_THE EXERCISE_:
Repeat the entries below exactly as they appear, with no pictures.

○ ○ ○ ○ ○ ○ ○

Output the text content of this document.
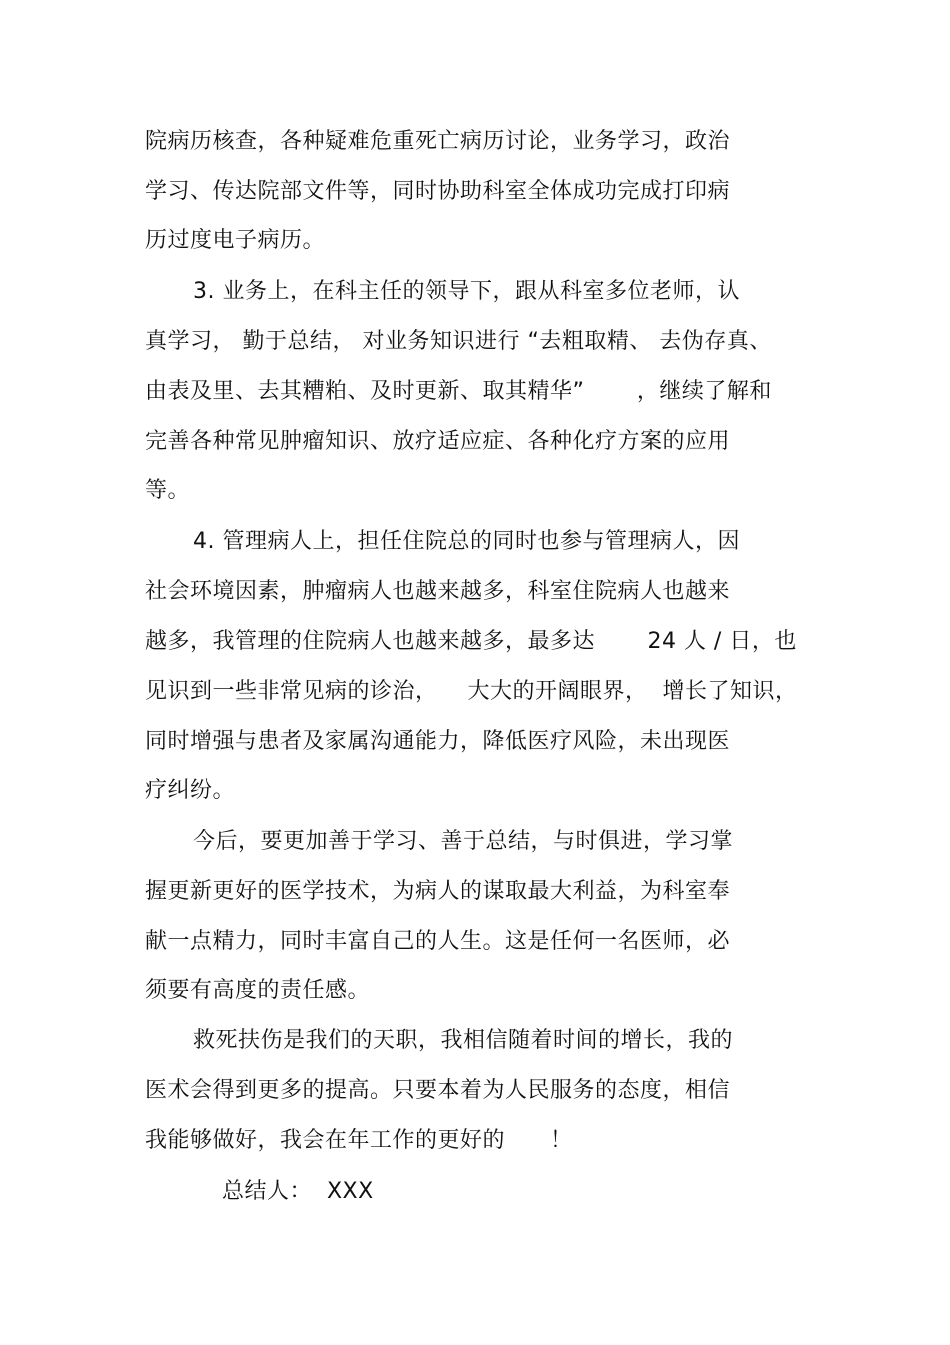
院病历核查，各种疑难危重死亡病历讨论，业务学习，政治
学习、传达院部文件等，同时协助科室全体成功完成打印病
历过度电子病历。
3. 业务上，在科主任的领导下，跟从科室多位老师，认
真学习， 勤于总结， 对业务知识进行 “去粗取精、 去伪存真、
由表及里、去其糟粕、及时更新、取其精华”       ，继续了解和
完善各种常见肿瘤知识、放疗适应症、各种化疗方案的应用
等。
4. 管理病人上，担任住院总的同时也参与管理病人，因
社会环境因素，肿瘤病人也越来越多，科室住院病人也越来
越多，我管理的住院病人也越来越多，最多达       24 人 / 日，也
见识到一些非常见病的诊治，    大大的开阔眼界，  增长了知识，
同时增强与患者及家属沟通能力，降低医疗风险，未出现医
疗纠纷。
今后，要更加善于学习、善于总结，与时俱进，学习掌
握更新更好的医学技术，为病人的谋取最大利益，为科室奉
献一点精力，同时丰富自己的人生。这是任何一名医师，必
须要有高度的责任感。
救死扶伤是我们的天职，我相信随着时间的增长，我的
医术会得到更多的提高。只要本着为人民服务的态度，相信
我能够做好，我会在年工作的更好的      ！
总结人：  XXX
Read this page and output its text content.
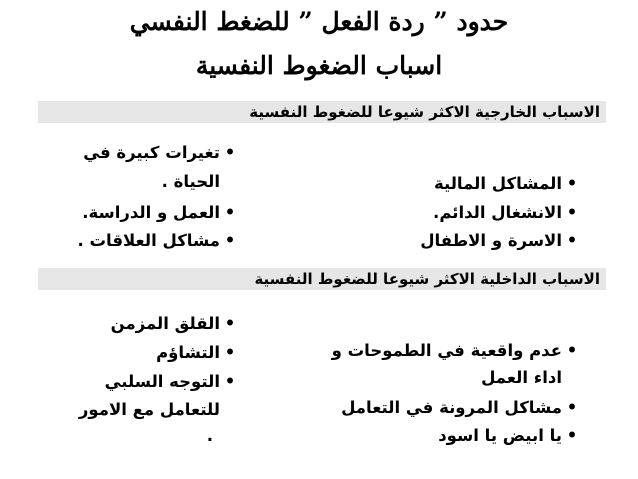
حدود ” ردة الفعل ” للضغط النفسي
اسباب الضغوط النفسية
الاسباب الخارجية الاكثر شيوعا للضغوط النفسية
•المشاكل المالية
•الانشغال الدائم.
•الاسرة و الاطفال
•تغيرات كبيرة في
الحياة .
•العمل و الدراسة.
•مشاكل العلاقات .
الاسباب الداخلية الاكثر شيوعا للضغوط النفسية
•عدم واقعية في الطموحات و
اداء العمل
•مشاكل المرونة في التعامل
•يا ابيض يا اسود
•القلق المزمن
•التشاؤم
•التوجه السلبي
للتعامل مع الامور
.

○ ○ ○ ○ ○ ○ ○

_EXPECTED ANSWER_:
Output the text content of this document.
院病历核查，各种疑难危重死亡病历讨论，业务学习，政治
学习、传达院部文件等，同时协助科室全体成功完成打印病
历过度电子病历。
3. 业务上，在科主任的领导下，跟从科室多位老师，认
真学习， 勤于总结， 对业务知识进行 “去粗取精、 去伪存真、
由表及里、去其糟粕、及时更新、取其精华”       ，继续了解和
完善各种常见肿瘤知识、放疗适应症、各种化疗方案的应用
等。
4. 管理病人上，担任住院总的同时也参与管理病人，因
社会环境因素，肿瘤病人也越来越多，科室住院病人也越来
越多，我管理的住院病人也越来越多，最多达       24 人 / 日，也
见识到一些非常见病的诊治，    大大的开阔眼界，  增长了知识，
同时增强与患者及家属沟通能力，降低医疗风险，未出现医
疗纠纷。
今后，要更加善于学习、善于总结，与时俱进，学习掌
握更新更好的医学技术，为病人的谋取最大利益，为科室奉
献一点精力，同时丰富自己的人生。这是任何一名医师，必
须要有高度的责任感。
救死扶伤是我们的天职，我相信随着时间的增长，我的
医术会得到更多的提高。只要本着为人民服务的态度，相信
我能够做好，我会在年工作的更好的      ！
总结人：  XXX
Read this page and output its text content.
حدود ” ردة الفعل ” للضغط النفسي
اسباب الضغوط النفسية
الاسباب الخارجية الاكثر شيوعا للضغوط النفسية
•المشاكل المالية
•الانشغال الدائم.
•الاسرة و الاطفال
•تغيرات كبيرة في
الحياة .
•العمل و الدراسة.
•مشاكل العلاقات .
الاسباب الداخلية الاكثر شيوعا للضغوط النفسية
•عدم واقعية في الطموحات و
اداء العمل
•مشاكل المرونة في التعامل
•يا ابيض يا اسود
•القلق المزمن
•التشاؤم
•التوجه السلبي
للتعامل مع الامور
.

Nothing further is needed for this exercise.